:: Records for processing

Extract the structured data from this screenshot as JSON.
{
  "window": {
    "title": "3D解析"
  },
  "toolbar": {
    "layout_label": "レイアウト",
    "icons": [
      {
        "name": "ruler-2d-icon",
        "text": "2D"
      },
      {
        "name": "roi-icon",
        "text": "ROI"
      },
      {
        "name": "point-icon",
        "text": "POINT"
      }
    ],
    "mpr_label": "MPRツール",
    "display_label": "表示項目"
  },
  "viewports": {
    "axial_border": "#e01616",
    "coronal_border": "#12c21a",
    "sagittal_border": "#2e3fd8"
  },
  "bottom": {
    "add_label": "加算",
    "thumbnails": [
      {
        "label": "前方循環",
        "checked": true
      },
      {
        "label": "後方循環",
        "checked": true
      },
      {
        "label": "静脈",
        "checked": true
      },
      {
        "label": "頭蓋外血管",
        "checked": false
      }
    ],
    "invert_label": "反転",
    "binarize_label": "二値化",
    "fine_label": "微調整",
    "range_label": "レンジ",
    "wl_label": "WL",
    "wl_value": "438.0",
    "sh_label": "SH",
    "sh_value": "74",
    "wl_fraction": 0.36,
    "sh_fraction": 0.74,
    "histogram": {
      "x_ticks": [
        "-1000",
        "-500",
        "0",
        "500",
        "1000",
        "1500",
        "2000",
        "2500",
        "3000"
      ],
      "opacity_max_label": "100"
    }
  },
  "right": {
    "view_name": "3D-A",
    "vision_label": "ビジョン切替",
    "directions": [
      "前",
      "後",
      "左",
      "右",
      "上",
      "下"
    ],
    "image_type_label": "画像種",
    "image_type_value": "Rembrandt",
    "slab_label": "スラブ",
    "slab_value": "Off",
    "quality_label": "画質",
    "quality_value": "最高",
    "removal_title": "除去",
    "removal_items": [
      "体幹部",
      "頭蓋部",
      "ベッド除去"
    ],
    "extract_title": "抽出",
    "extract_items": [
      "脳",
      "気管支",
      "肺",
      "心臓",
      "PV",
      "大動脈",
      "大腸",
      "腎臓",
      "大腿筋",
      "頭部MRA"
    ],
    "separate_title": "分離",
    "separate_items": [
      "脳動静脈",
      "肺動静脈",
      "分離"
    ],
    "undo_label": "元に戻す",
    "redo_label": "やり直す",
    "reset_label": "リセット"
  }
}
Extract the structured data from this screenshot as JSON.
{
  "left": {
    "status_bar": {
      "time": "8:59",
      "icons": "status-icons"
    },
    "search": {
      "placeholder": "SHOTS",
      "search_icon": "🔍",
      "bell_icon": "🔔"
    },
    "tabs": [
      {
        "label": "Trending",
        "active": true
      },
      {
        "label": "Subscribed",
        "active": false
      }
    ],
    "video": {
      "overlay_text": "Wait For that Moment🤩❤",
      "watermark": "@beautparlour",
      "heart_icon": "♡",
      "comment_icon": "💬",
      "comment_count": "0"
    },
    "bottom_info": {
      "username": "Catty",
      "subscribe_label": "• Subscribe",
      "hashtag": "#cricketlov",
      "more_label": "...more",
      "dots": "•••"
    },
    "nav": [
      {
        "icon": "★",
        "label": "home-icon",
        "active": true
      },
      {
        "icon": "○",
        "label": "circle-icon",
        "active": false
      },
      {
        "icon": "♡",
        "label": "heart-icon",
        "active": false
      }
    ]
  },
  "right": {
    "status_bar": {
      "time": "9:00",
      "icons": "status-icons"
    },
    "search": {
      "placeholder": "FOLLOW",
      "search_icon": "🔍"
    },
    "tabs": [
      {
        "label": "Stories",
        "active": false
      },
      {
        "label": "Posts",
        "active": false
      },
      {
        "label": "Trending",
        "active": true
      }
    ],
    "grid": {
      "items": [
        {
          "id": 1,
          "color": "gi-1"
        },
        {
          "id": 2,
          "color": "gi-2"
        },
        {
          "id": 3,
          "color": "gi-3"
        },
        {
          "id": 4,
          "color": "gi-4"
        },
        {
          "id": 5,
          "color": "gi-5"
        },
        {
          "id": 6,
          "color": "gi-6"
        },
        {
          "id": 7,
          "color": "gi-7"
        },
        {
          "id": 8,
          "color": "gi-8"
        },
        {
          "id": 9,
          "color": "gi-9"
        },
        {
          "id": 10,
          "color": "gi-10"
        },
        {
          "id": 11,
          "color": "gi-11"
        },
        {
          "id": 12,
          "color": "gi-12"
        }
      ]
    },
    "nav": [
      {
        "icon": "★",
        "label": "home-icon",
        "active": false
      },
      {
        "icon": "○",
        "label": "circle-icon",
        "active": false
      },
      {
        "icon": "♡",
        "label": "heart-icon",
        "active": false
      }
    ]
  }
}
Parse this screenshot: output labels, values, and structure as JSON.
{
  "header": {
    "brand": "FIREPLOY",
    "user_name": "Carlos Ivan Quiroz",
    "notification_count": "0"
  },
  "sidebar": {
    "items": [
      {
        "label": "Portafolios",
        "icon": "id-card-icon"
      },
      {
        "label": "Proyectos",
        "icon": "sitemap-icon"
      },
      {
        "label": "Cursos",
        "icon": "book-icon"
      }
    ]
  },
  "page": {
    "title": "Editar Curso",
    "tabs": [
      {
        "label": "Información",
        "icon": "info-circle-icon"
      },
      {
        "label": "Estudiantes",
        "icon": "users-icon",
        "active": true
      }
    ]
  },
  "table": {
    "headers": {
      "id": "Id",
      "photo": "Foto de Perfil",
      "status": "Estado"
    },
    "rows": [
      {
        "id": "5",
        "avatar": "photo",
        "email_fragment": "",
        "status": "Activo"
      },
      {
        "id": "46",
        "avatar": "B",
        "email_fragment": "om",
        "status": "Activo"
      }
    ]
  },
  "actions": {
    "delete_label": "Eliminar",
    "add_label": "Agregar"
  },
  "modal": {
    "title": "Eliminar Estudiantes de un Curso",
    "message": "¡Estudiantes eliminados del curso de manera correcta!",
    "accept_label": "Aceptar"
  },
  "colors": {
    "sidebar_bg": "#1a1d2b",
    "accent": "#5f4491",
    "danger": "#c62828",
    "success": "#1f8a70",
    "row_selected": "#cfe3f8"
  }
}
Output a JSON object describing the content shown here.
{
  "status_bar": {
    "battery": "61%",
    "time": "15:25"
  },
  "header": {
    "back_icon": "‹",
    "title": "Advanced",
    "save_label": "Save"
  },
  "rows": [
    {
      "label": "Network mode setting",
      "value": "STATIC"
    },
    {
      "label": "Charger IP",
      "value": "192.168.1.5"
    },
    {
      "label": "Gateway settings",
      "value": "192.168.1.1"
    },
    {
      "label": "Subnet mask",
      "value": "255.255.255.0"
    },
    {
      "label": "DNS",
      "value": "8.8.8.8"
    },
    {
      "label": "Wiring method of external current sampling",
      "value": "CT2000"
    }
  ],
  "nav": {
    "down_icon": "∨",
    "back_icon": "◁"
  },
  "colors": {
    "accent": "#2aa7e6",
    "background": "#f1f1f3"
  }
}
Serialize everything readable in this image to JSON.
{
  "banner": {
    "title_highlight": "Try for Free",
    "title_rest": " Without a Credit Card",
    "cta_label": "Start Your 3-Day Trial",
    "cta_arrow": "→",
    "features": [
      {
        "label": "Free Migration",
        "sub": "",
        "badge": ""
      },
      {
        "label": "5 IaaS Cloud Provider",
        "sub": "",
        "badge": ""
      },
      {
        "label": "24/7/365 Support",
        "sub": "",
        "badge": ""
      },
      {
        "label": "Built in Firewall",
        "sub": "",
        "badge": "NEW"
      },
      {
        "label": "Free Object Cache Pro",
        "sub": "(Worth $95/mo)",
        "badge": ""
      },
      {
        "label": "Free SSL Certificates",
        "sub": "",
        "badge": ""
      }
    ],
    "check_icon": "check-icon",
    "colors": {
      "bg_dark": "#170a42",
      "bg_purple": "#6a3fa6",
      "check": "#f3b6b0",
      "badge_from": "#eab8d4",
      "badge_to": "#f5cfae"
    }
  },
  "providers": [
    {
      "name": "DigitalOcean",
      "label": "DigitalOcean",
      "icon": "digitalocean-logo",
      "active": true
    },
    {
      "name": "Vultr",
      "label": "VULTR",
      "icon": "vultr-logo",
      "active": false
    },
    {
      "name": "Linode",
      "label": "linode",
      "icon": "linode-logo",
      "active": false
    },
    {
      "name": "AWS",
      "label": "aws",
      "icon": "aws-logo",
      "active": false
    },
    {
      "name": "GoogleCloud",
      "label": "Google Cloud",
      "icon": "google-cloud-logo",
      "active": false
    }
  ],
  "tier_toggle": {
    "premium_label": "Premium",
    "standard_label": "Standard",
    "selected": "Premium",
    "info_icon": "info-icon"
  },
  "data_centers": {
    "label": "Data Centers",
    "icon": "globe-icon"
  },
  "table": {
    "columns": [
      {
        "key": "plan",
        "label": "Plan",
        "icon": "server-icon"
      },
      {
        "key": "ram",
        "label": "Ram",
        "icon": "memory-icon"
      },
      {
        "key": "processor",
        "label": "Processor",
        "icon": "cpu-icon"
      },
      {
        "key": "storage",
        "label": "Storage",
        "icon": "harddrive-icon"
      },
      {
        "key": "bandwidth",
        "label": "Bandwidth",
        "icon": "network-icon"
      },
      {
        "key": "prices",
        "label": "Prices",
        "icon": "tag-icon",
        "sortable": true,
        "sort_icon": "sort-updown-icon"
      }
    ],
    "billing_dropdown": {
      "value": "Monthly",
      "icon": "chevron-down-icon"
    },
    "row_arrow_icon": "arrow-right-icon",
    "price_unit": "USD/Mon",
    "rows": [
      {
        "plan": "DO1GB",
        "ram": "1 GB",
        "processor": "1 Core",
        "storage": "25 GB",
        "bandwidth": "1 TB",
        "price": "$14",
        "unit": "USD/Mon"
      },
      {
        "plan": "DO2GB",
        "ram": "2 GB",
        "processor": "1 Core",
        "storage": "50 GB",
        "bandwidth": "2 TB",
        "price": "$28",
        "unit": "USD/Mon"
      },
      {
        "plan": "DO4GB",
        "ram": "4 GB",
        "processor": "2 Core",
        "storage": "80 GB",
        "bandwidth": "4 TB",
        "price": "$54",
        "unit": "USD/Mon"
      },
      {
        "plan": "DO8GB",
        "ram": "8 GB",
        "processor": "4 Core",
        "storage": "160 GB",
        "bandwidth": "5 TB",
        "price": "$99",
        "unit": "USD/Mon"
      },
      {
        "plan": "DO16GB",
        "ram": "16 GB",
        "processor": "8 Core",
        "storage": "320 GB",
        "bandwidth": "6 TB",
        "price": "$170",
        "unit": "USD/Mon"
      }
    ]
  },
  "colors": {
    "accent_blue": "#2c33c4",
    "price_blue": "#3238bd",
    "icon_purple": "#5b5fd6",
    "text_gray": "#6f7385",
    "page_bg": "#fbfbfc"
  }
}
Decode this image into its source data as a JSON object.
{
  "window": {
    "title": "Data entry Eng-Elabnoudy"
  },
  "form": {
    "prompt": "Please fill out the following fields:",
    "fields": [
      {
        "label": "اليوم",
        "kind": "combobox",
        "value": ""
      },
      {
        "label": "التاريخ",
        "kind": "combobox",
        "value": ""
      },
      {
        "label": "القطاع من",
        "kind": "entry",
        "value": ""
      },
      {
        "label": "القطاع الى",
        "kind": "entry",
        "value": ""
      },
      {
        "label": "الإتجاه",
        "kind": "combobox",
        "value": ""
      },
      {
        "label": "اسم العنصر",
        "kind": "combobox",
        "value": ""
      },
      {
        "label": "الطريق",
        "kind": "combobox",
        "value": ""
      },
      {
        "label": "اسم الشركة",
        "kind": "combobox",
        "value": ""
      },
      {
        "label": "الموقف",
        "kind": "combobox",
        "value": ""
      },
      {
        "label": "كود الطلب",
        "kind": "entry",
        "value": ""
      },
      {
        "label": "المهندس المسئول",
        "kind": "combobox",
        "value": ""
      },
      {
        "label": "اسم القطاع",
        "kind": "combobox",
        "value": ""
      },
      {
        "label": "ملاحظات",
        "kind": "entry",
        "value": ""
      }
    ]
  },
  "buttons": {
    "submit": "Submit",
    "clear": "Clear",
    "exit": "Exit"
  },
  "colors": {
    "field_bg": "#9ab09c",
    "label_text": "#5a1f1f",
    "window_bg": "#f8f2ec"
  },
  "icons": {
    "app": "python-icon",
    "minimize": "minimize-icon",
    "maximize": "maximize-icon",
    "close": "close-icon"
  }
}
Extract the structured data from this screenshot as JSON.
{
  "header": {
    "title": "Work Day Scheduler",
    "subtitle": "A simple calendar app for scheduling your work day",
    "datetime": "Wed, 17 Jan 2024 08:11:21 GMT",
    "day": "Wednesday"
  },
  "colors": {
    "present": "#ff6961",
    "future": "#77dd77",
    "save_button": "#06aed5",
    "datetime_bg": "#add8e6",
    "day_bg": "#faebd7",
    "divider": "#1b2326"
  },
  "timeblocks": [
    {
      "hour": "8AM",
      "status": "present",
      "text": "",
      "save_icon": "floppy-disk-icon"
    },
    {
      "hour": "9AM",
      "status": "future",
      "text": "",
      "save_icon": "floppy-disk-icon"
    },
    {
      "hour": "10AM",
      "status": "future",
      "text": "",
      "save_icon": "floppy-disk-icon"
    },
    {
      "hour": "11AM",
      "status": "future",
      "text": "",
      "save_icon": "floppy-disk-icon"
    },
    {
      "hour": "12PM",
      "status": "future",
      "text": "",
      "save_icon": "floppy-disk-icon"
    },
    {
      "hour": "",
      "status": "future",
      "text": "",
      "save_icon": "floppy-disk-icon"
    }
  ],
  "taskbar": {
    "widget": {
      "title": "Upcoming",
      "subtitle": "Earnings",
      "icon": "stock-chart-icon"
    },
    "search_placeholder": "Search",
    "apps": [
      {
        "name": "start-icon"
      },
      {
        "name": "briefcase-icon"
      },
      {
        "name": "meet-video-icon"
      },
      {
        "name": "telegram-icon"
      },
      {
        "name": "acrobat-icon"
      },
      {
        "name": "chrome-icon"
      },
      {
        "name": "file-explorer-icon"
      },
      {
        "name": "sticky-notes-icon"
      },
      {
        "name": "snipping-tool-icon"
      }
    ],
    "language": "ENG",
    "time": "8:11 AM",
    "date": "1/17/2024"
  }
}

::::

### Your goal
Exactly how many lines contain "fields"? State the number and nothing else.

### Result
2